* [Problem statement]: Count every line that holds the string "Aşkın", and report the number alone.

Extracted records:
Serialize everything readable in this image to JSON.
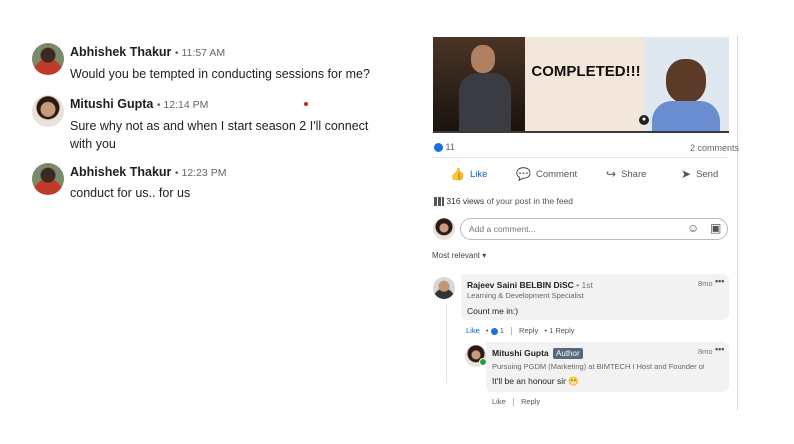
{
  "chat": {
    "messages": [
      {
        "sender": "Abhishek Thakur",
        "time": "• 11:57 AM",
        "text": "Would you be tempted in conducting sessions for me?"
      },
      {
        "sender": "Mitushi Gupta",
        "time": "• 12:14 PM",
        "text": "Sure why not as and when I start season 2 I'll connect with you"
      },
      {
        "sender": "Abhishek Thakur",
        "time": "• 12:23 PM",
        "text": "conduct for us.. for us"
      }
    ]
  },
  "post": {
    "media_caption": "COMPLETED!!!",
    "reactions_count": "11",
    "comments_count": "2 comments",
    "actions": {
      "like": "Like",
      "comment": "Comment",
      "share": "Share",
      "send": "Send"
    },
    "views_count": "316 views",
    "views_suffix": "of your post in the feed",
    "comment_placeholder": "Add a comment...",
    "sort_label": "Most relevant",
    "comments": [
      {
        "name": "Rajeev Saini BELBIN DiSC",
        "degree": "• 1st",
        "headline": "Learning & Development Specialist",
        "text": "Count me in:)",
        "age": "8mo",
        "like": "Like",
        "like_count": "1",
        "reply": "Reply",
        "reply_count": "1 Reply"
      }
    ],
    "reply": {
      "name": "Mitushi Gupta",
      "badge": "Author",
      "headline": "Pursuing PGDM (Marketing) at BIMTECH I Host and Founder of...",
      "text": "It'll be an honour sir",
      "emoji": "😁",
      "age": "8mo",
      "like": "Like",
      "reply": "Reply"
    }
  },
  "colors": {
    "link_blue": "#0a66c2",
    "author_badge": "#56687a",
    "online_green": "#2e9a3e"
  }
}
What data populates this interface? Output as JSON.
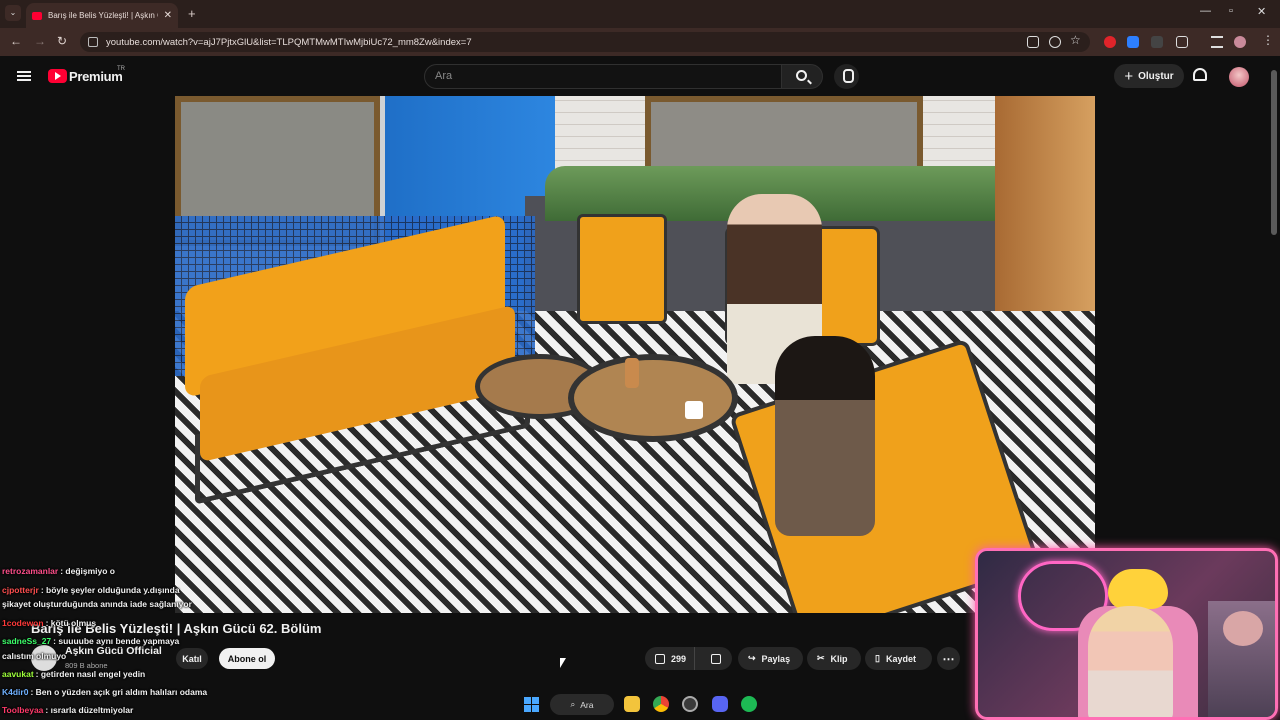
{
  "browser": {
    "tab_title": "Barış ile Belis Yüzleşti! | Aşkın Gü",
    "url": "youtube.com/watch?v=ajJ7PjtxGlU&list=TLPQMTMwMTIwMjbiUc72_mm8Zw&index=7"
  },
  "youtube": {
    "brand": "Premium",
    "country": "TR",
    "search_placeholder": "Ara",
    "create_label": "Oluştur"
  },
  "video": {
    "title": "Barış ile Belis Yüzleşti! | Aşkın Gücü 62. Bölüm",
    "channel": "Aşkın Gücü Official",
    "subscribers": "809 B abone",
    "join_label": "Katıl",
    "subscribe_label": "Abone ol",
    "likes": "299",
    "share_label": "Paylaş",
    "clip_label": "Klip",
    "save_label": "Kaydet"
  },
  "chat": [
    {
      "user": "retrozamanlar",
      "user_color": "#ff4f8b",
      "text": ": değişmiyo o"
    },
    {
      "user": "cjpotterjr",
      "user_color": "#ff4f4f",
      "text": ": böyle şeyler olduğunda y.dışında"
    },
    {
      "user": "",
      "user_color": "#ffffff",
      "text": "şikayet oluşturduğunda anında iade sağlanıyor"
    },
    {
      "user": "1codewon",
      "user_color": "#ff3a3a",
      "text": ": kötü olmuş"
    },
    {
      "user": "sadneSs_27",
      "user_color": "#3cff6a",
      "text": ": suuuube aynı bende yapmaya"
    },
    {
      "user": "",
      "user_color": "#ffffff",
      "text": "calıstım olmuyo"
    },
    {
      "user": "aavukat",
      "user_color": "#9dff3a",
      "text": ": getirden nasıl engel yedin"
    },
    {
      "user": "K4dir0",
      "user_color": "#6fb0ff",
      "text": ": Ben o yüzden açık gri aldım halıları odama"
    },
    {
      "user": "Toolbeyaa",
      "user_color": "#ff3a6a",
      "text": ": ısrarla düzeltmiyolar"
    }
  ],
  "taskbar": {
    "search_label": "Ara"
  }
}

* [Right answer]: 3